> _Task_
Answer these questions about the abstract on the MoS2 homojunction:
1. Below what value does the open-circuit voltage of these solar cells typically fall?
2. What open-circuit voltage does the p-n MoS2 homojunction exhibit, and under what illumination?
3. What is inserted between the p-material and the SiO2 surface to eliminate the depletion effect?

> _Text under study_

High open-circuit voltage Mos2 homojunction - effect of Schottky barriers at the contacts

Abstract

Van der Waals structures made of layered semiconductor materials, such as transition metal dichalcogenides (TMDCs), have been proposed for the development of ultra-thin photovoltaic devices. The main limitation of these solar cells up to now has been their low open-circuit voltage (Voc), which is typically below 0.55 V even for high illumination levels. Recently, we have presented a p-n Mos2 homojunction that exhibits a Voc of 1.02 V under broadband illumination equivalent to 40 suns. The use of substitutionally-doped $p$ and $n$ Mos2 material instead of a heterojunction is crucial to produce a band alignment that enables high Voc. Another important aspect for the realization of large photovoltages in TMDC solar cells is the optimization of metallic contacts. We demonstrate using a simple circuital model that the presence of Schottky barriers at the semiconductor/metal interfaces does not only introduce a non-ohmic series resistance, but also reduces the Voc because the Schottky diodes are photoactive. We characterize the Schottky barrier produced by different metals in combination with $p$ and $n$ Mos2. When p-flakes are deposited directly onto a SiO2/Si substrate, we find that they are depleted from carriers by a surface doping effect. This depletion contributes to aggravate the effect of the p-MoS2/metal Schottky. We show that inserting a flake of hexagonal boron nitride (h-BN) between the p-material and the SiO2 surface eliminates this effect. Given the already demonstrated strong light absorption of TMDC ultra-thin devices, the achievement of high Voc is a turning point in the path towards high-efficiency TMDC solar cells.

> _Record excerpts_
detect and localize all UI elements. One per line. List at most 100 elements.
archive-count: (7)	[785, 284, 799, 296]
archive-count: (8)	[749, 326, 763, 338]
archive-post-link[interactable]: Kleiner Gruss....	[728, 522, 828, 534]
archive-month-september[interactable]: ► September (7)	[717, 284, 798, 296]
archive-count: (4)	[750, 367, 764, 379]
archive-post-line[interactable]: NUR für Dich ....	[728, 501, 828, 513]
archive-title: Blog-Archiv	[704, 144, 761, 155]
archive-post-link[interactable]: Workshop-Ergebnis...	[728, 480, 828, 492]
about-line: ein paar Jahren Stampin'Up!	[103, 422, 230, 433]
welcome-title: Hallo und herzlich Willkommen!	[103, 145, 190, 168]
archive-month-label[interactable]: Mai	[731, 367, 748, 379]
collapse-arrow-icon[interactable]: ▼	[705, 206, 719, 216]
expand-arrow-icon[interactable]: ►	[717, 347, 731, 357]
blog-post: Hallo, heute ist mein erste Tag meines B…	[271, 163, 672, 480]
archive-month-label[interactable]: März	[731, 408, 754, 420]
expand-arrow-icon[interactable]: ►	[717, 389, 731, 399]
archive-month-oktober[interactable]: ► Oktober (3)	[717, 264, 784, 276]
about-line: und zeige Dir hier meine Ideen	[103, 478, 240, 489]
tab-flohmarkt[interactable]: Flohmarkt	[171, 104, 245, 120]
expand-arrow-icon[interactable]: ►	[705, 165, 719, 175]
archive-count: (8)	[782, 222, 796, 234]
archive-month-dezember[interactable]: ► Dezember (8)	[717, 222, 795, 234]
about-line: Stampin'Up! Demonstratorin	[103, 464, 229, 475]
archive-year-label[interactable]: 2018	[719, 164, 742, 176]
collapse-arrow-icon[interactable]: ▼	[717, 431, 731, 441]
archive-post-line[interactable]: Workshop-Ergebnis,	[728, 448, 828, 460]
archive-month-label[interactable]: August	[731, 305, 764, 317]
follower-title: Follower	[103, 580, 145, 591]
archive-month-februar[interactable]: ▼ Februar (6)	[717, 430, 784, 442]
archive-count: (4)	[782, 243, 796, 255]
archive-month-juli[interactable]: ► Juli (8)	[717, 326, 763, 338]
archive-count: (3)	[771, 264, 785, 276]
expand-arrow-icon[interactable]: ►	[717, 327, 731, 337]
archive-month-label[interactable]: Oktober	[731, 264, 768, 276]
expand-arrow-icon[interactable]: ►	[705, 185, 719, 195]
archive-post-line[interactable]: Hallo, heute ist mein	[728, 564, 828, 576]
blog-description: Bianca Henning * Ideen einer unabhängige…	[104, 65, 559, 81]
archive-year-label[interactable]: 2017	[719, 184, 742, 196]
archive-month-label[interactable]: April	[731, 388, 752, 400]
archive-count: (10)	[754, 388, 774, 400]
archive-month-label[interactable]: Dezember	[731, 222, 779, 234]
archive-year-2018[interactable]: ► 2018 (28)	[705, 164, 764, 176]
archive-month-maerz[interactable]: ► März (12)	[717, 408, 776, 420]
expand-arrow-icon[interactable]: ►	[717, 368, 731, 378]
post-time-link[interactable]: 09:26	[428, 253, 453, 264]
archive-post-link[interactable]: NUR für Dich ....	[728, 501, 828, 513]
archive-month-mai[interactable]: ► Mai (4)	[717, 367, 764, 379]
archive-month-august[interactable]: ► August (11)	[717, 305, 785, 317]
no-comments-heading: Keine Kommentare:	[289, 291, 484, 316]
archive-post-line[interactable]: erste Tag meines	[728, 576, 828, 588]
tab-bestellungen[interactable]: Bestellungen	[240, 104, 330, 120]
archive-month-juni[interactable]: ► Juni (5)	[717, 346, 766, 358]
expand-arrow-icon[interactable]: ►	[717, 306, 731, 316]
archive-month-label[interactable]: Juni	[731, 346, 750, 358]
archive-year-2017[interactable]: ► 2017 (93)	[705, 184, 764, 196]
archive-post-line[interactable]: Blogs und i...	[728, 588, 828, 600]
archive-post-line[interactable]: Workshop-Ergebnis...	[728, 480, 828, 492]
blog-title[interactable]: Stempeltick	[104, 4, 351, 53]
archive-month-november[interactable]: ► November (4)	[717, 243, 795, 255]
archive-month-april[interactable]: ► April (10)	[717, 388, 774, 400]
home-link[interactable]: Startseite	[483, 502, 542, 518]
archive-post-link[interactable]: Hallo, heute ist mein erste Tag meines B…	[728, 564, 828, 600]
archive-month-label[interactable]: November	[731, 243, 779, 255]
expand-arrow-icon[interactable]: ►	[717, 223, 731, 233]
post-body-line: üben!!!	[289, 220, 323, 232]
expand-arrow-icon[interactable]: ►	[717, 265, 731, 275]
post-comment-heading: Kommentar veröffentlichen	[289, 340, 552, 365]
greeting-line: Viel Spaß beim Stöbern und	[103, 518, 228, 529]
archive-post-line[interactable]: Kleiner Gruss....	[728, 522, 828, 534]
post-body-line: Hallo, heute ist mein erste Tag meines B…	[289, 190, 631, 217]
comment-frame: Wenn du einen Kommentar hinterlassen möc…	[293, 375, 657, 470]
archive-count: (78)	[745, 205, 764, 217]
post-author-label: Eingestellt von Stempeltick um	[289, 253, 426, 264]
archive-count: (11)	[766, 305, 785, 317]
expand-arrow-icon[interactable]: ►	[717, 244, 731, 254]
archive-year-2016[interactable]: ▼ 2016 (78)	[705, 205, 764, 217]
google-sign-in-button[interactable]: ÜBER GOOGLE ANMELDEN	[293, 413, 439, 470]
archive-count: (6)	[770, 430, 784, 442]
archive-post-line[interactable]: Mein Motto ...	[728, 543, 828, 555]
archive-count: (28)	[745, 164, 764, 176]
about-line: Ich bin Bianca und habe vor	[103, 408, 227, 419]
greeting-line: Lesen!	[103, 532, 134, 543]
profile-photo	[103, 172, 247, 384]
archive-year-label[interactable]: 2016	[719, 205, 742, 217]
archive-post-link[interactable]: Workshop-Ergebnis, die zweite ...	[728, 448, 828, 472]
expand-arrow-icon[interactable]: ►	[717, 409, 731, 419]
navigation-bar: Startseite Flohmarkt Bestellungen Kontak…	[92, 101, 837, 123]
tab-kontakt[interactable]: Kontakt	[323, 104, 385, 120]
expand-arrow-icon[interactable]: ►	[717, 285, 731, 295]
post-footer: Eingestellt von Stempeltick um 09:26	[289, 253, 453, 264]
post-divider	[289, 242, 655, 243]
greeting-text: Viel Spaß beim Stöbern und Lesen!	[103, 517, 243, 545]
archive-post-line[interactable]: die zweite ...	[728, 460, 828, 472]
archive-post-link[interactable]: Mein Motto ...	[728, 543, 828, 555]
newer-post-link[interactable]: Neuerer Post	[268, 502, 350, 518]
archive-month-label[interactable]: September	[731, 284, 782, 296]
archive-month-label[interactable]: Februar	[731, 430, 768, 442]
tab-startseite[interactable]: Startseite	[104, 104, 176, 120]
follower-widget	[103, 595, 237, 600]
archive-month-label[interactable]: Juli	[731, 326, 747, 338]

> _Answer to this problem_
1. 0.55 V, even for high illumination levels.
2. 1.02 V, under broadband illumination equivalent to 40 suns.
3. A flake of hexagonal boron nitride (h-BN).